[Material for this task]
•••••

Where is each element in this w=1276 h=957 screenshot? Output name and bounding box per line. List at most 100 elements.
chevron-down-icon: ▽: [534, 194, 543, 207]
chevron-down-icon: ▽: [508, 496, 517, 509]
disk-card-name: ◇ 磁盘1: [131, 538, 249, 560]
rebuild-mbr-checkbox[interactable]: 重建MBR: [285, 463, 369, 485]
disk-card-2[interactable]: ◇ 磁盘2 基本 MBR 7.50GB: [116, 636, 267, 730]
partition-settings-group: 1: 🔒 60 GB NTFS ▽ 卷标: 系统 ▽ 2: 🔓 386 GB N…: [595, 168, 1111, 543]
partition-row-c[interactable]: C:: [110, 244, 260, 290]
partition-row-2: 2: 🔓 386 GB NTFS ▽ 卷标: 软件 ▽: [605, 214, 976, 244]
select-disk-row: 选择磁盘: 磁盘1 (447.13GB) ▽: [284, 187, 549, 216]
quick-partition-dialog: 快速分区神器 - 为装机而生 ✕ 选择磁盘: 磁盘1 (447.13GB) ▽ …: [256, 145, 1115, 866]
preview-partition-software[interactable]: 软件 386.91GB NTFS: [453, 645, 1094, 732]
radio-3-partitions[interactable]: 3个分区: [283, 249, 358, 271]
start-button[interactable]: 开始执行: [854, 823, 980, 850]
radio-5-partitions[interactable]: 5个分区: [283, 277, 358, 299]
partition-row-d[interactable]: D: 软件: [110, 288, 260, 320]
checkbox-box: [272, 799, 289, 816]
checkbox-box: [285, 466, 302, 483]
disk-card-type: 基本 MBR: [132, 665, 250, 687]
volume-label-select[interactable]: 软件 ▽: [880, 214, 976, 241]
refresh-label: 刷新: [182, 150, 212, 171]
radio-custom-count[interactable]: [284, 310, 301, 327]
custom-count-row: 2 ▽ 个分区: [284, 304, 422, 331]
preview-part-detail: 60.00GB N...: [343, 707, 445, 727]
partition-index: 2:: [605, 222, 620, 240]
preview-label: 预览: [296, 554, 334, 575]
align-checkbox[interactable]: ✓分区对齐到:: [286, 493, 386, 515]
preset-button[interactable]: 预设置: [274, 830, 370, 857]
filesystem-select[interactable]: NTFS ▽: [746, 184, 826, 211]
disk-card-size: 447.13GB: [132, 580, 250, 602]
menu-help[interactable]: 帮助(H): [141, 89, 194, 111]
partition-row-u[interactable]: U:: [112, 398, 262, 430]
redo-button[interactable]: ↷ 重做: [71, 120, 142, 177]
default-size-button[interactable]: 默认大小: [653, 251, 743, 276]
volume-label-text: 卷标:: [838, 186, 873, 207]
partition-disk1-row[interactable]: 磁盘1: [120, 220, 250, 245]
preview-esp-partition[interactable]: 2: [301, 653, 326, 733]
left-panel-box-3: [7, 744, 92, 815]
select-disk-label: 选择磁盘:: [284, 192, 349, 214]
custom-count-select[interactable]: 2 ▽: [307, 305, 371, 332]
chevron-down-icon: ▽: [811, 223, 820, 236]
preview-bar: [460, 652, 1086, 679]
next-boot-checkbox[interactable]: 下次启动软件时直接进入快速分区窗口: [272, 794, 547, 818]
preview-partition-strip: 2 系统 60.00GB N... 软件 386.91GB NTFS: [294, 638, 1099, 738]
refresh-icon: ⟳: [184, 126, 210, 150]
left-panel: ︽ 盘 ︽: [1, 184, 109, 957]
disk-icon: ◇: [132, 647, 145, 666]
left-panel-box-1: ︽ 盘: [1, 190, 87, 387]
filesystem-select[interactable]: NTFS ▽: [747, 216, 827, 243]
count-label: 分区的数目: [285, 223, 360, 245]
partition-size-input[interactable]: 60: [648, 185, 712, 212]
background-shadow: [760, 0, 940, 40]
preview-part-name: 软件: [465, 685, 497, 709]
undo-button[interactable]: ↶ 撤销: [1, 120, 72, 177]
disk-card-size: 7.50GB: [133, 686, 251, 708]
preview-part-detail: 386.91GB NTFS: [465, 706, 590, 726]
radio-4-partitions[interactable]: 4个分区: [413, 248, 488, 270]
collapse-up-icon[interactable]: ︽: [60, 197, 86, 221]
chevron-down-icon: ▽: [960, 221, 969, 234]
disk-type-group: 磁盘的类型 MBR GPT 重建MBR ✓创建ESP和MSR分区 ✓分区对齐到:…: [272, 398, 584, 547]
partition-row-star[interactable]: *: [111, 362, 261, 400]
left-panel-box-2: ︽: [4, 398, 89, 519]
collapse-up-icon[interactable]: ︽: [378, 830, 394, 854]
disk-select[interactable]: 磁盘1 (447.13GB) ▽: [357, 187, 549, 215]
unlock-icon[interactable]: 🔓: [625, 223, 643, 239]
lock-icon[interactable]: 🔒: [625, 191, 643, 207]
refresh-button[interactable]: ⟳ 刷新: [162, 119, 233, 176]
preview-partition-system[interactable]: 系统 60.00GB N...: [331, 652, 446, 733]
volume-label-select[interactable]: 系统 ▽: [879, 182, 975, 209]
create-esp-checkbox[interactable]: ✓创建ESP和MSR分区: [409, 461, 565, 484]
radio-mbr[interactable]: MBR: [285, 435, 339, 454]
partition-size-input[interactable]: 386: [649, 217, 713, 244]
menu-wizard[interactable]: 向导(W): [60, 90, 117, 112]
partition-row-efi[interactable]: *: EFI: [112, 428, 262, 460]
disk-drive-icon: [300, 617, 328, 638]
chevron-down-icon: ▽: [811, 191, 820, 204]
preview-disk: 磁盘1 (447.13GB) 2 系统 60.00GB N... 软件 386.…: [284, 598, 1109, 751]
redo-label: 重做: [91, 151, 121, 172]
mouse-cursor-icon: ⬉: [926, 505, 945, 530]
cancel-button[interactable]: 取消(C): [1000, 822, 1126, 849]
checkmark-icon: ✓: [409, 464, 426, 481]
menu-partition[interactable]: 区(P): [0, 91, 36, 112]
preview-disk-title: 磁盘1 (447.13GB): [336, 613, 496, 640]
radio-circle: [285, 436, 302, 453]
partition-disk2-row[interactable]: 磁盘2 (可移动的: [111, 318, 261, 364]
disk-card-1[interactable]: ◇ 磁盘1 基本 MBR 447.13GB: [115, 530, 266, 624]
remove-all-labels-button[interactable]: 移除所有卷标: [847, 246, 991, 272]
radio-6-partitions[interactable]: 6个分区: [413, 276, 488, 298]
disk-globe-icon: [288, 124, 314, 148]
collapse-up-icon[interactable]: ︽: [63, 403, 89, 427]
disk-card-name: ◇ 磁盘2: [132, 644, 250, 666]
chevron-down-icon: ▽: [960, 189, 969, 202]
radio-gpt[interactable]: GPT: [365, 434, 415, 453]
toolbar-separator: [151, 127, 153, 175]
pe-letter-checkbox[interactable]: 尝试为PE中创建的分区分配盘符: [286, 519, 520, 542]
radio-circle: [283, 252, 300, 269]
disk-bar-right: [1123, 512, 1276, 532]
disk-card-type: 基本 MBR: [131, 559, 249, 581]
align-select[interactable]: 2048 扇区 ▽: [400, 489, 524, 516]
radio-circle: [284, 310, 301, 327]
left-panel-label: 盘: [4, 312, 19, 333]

•••••

[Problem details] Rewrite the lines above as a numbered list, leaving out any blank lines.

[Task answer]
1. Where is each element in this w=1276 h=957 screenshot? Output name and bounding box per line. List at most 100 elements.
2. chevron-down-icon: ▽: [534, 194, 543, 207]
3. chevron-down-icon: ▽: [508, 496, 517, 509]
4. disk-card-name: ◇ 磁盘1: [131, 538, 249, 560]
5. rebuild-mbr-checkbox[interactable]: 重建MBR: [285, 463, 369, 485]
6. disk-card-2[interactable]: ◇ 磁盘2 基本 MBR 7.50GB: [116, 636, 267, 730]
7. partition-settings-group: 1: 🔒 60 GB NTFS ▽ 卷标: 系统 ▽ 2: 🔓 386 GB N…: [595, 168, 1111, 543]
8. partition-row-c[interactable]: C:: [110, 244, 260, 290]
9. partition-row-2: 2: 🔓 386 GB NTFS ▽ 卷标: 软件 ▽: [605, 214, 976, 244]
10. select-disk-row: 选择磁盘: 磁盘1 (447.13GB) ▽: [284, 187, 549, 216]
11. quick-partition-dialog: 快速分区神器 - 为装机而生 ✕ 选择磁盘: 磁盘1 (447.13GB) ▽ …: [256, 145, 1115, 866]
12. preview-partition-software[interactable]: 软件 386.91GB NTFS: [453, 645, 1094, 732]
13. radio-3-partitions[interactable]: 3个分区: [283, 249, 358, 271]
14. start-button[interactable]: 开始执行: [854, 823, 980, 850]
15. radio-5-partitions[interactable]: 5个分区: [283, 277, 358, 299]
16. partition-row-d[interactable]: D: 软件: [110, 288, 260, 320]
17. checkbox-box: [272, 799, 289, 816]
18. checkbox-box: [285, 466, 302, 483]
19. disk-card-type: 基本 MBR: [132, 665, 250, 687]
20. volume-label-select[interactable]: 软件 ▽: [880, 214, 976, 241]
21. refresh-label: 刷新: [182, 150, 212, 171]
22. radio-custom-count[interactable]: [284, 310, 301, 327]
23. custom-count-row: 2 ▽ 个分区: [284, 304, 422, 331]
24. preview-part-detail: 60.00GB N...: [343, 707, 445, 727]
25. partition-index: 2:: [605, 222, 620, 240]
26. preview-label: 预览: [296, 554, 334, 575]
27. align-checkbox[interactable]: ✓分区对齐到:: [286, 493, 386, 515]
28. preset-button[interactable]: 预设置: [274, 830, 370, 857]
29. filesystem-select[interactable]: NTFS ▽: [746, 184, 826, 211]
30. disk-card-size: 447.13GB: [132, 580, 250, 602]
31. menu-help[interactable]: 帮助(H): [141, 89, 194, 111]
32. partition-row-u[interactable]: U:: [112, 398, 262, 430]
33. redo-button[interactable]: ↷ 重做: [71, 120, 142, 177]
34. default-size-button[interactable]: 默认大小: [653, 251, 743, 276]
35. volume-label-text: 卷标:: [838, 186, 873, 207]
36. partition-disk1-row[interactable]: 磁盘1: [120, 220, 250, 245]
37. preview-esp-partition[interactable]: 2: [301, 653, 326, 733]
38. left-panel-box-3: [7, 744, 92, 815]
39. select-disk-label: 选择磁盘:: [284, 192, 349, 214]
40. custom-count-select[interactable]: 2 ▽: [307, 305, 371, 332]
41. chevron-down-icon: ▽: [811, 223, 820, 236]
42. preview-bar: [460, 652, 1086, 679]
43. next-boot-checkbox[interactable]: 下次启动软件时直接进入快速分区窗口: [272, 794, 547, 818]
44. preview-partition-strip: 2 系统 60.00GB N... 软件 386.91GB NTFS: [294, 638, 1099, 738]
45. refresh-icon: ⟳: [184, 126, 210, 150]
46. left-panel: ︽ 盘 ︽: [1, 184, 109, 957]
47. disk-icon: ◇: [132, 647, 145, 666]
48. left-panel-box-1: ︽ 盘: [1, 190, 87, 387]
49. filesystem-select[interactable]: NTFS ▽: [747, 216, 827, 243]
50. count-label: 分区的数目: [285, 223, 360, 245]
51. partition-size-input[interactable]: 60: [648, 185, 712, 212]
52. background-shadow: [760, 0, 940, 40]
53. preview-part-name: 软件: [465, 685, 497, 709]
54. undo-button[interactable]: ↶ 撤销: [1, 120, 72, 177]
55. disk-card-size: 7.50GB: [133, 686, 251, 708]
56. preview-part-detail: 386.91GB NTFS: [465, 706, 590, 726]
57. radio-4-partitions[interactable]: 4个分区: [413, 248, 488, 270]
58. collapse-up-icon[interactable]: ︽: [60, 197, 86, 221]
59. chevron-down-icon: ▽: [960, 221, 969, 234]
60. disk-type-group: 磁盘的类型 MBR GPT 重建MBR ✓创建ESP和MSR分区 ✓分区对齐到:…: [272, 398, 584, 547]
61. partition-row-star[interactable]: *: [111, 362, 261, 400]
62. left-panel-box-2: ︽: [4, 398, 89, 519]
63. collapse-up-icon[interactable]: ︽: [378, 830, 394, 854]
64. disk-select[interactable]: 磁盘1 (447.13GB) ▽: [357, 187, 549, 215]
65. unlock-icon[interactable]: 🔓: [625, 223, 643, 239]
66. lock-icon[interactable]: 🔒: [625, 191, 643, 207]
67. refresh-button[interactable]: ⟳ 刷新: [162, 119, 233, 176]
68. preview-partition-system[interactable]: 系统 60.00GB N...: [331, 652, 446, 733]
69. volume-label-select[interactable]: 系统 ▽: [879, 182, 975, 209]
70. create-esp-checkbox[interactable]: ✓创建ESP和MSR分区: [409, 461, 565, 484]
71. radio-mbr[interactable]: MBR: [285, 435, 339, 454]
72. partition-size-input[interactable]: 386: [649, 217, 713, 244]
73. menu-wizard[interactable]: 向导(W): [60, 90, 117, 112]
74. partition-row-efi[interactable]: *: EFI: [112, 428, 262, 460]
75. disk-drive-icon: [300, 617, 328, 638]
76. chevron-down-icon: ▽: [811, 191, 820, 204]
77. preview-disk: 磁盘1 (447.13GB) 2 系统 60.00GB N... 软件 386.…: [284, 598, 1109, 751]
78. redo-label: 重做: [91, 151, 121, 172]
79. mouse-cursor-icon: ⬉: [926, 505, 945, 530]
80. cancel-button[interactable]: 取消(C): [1000, 822, 1126, 849]
81. checkmark-icon: ✓: [409, 464, 426, 481]
82. menu-partition[interactable]: 区(P): [0, 91, 36, 112]
83. preview-disk-title: 磁盘1 (447.13GB): [336, 613, 496, 640]
84. radio-circle: [285, 436, 302, 453]
85. partition-disk2-row[interactable]: 磁盘2 (可移动的: [111, 318, 261, 364]
86. disk-card-1[interactable]: ◇ 磁盘1 基本 MBR 447.13GB: [115, 530, 266, 624]
87. remove-all-labels-button[interactable]: 移除所有卷标: [847, 246, 991, 272]
88. radio-6-partitions[interactable]: 6个分区: [413, 276, 488, 298]
89. disk-globe-icon: [288, 124, 314, 148]
90. collapse-up-icon[interactable]: ︽: [63, 403, 89, 427]
91. disk-card-name: ◇ 磁盘2: [132, 644, 250, 666]
92. chevron-down-icon: ▽: [960, 189, 969, 202]
93. radio-gpt[interactable]: GPT: [365, 434, 415, 453]
94. toolbar-separator: [151, 127, 153, 175]
95. pe-letter-checkbox[interactable]: 尝试为PE中创建的分区分配盘符: [286, 519, 520, 542]
96. radio-circle: [283, 252, 300, 269]
97. disk-bar-right: [1123, 512, 1276, 532]
98. disk-card-type: 基本 MBR: [131, 559, 249, 581]
99. align-select[interactable]: 2048 扇区 ▽: [400, 489, 524, 516]
100. radio-circle: [284, 310, 301, 327]
101. left-panel-label: 盘: [4, 312, 19, 333]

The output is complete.